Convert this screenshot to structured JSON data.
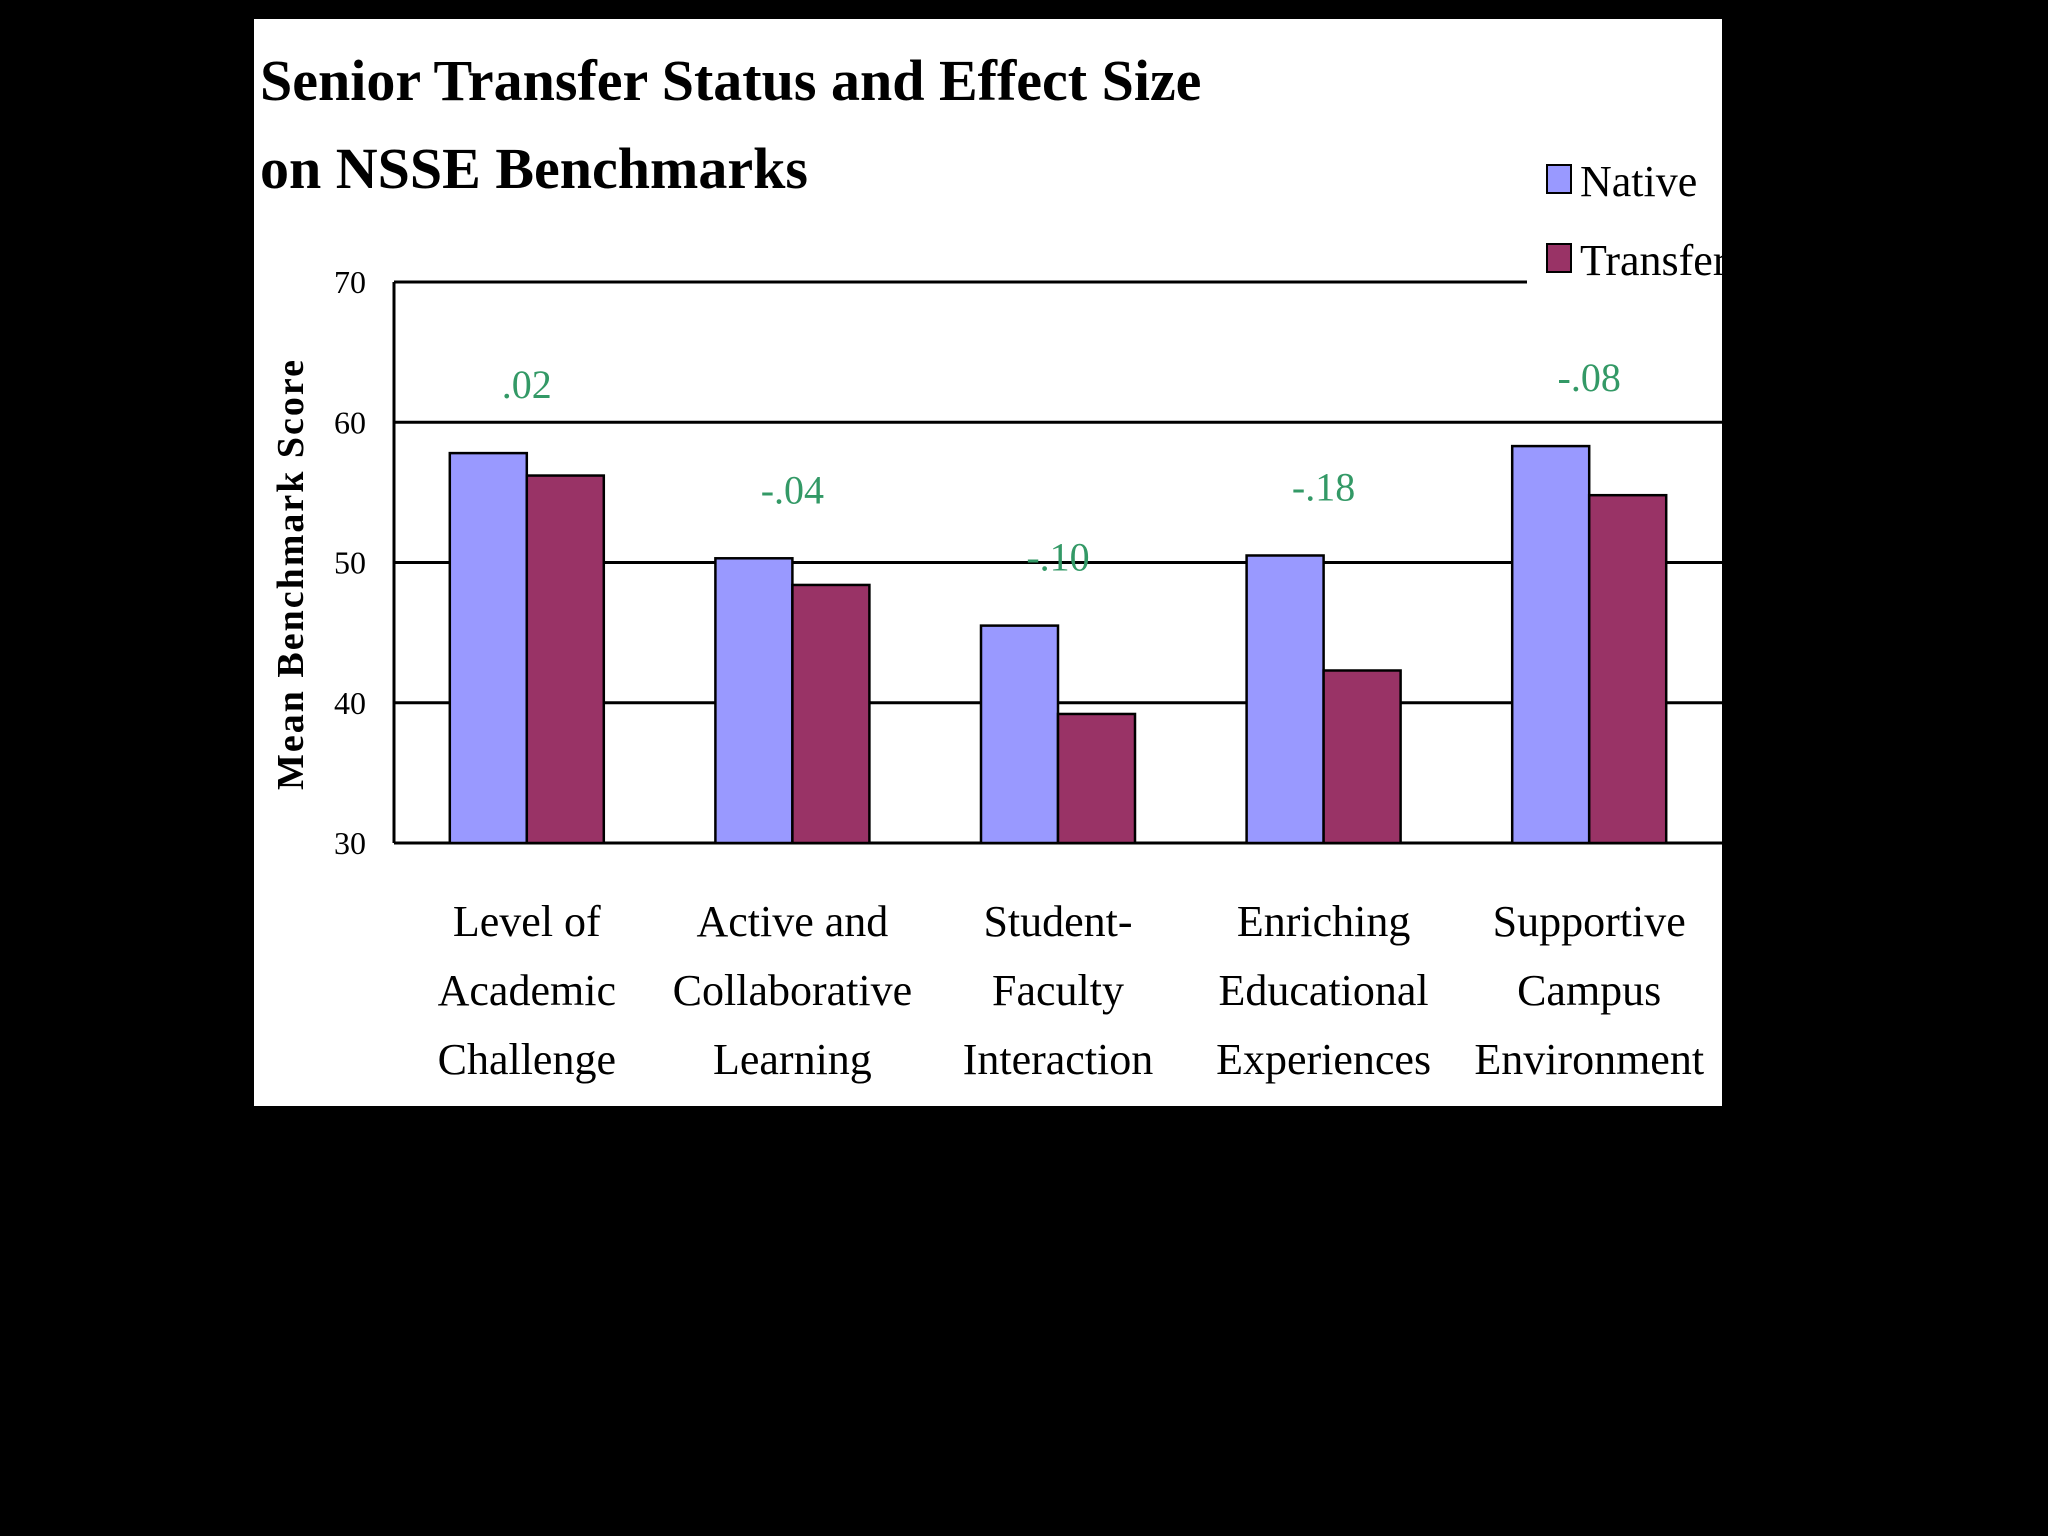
{
  "chart_data": {
    "type": "bar",
    "title_lines": [
      "Senior Transfer Status and Effect Size",
      "on NSSE Benchmarks"
    ],
    "xlabel": "",
    "ylabel": "Mean Benchmark Score",
    "ylim": [
      30,
      70
    ],
    "yticks": [
      70,
      60,
      50,
      40,
      30
    ],
    "grid": true,
    "legend_position": "top-right",
    "categories": [
      [
        "Level of",
        "Academic",
        "Challenge"
      ],
      [
        "Active and",
        "Collaborative",
        "Learning"
      ],
      [
        "Student-",
        "Faculty",
        "Interaction"
      ],
      [
        "Enriching",
        "Educational",
        "Experiences"
      ],
      [
        "Supportive",
        "Campus",
        "Environment"
      ]
    ],
    "series": [
      {
        "name": "Native",
        "color": "#9999FF",
        "values": [
          57.8,
          50.3,
          45.5,
          50.5,
          58.3
        ]
      },
      {
        "name": "Transfer",
        "color": "#993366",
        "values": [
          56.2,
          48.4,
          39.2,
          42.3,
          54.8
        ]
      }
    ],
    "effect_sizes": [
      ".02",
      "-.04",
      "-.10",
      "-.18",
      "-.08"
    ],
    "effect_color": "#339966"
  }
}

------------------------------------------------------------------------

** Directive **
Except for the pictures, copy the material above exactly.

** Response for this exercise **
Convert this screenshot to structured JSON data.
{
  "chart_data": {
    "type": "bar",
    "title_lines": [
      "Senior Transfer Status and Effect Size",
      "on NSSE Benchmarks"
    ],
    "xlabel": "",
    "ylabel": "Mean Benchmark Score",
    "ylim": [
      30,
      70
    ],
    "yticks": [
      70,
      60,
      50,
      40,
      30
    ],
    "grid": true,
    "legend_position": "top-right",
    "categories": [
      [
        "Level of",
        "Academic",
        "Challenge"
      ],
      [
        "Active and",
        "Collaborative",
        "Learning"
      ],
      [
        "Student-",
        "Faculty",
        "Interaction"
      ],
      [
        "Enriching",
        "Educational",
        "Experiences"
      ],
      [
        "Supportive",
        "Campus",
        "Environment"
      ]
    ],
    "series": [
      {
        "name": "Native",
        "color": "#9999FF",
        "values": [
          57.8,
          50.3,
          45.5,
          50.5,
          58.3
        ]
      },
      {
        "name": "Transfer",
        "color": "#993366",
        "values": [
          56.2,
          48.4,
          39.2,
          42.3,
          54.8
        ]
      }
    ],
    "effect_sizes": [
      ".02",
      "-.04",
      "-.10",
      "-.18",
      "-.08"
    ],
    "effect_color": "#339966"
  }
}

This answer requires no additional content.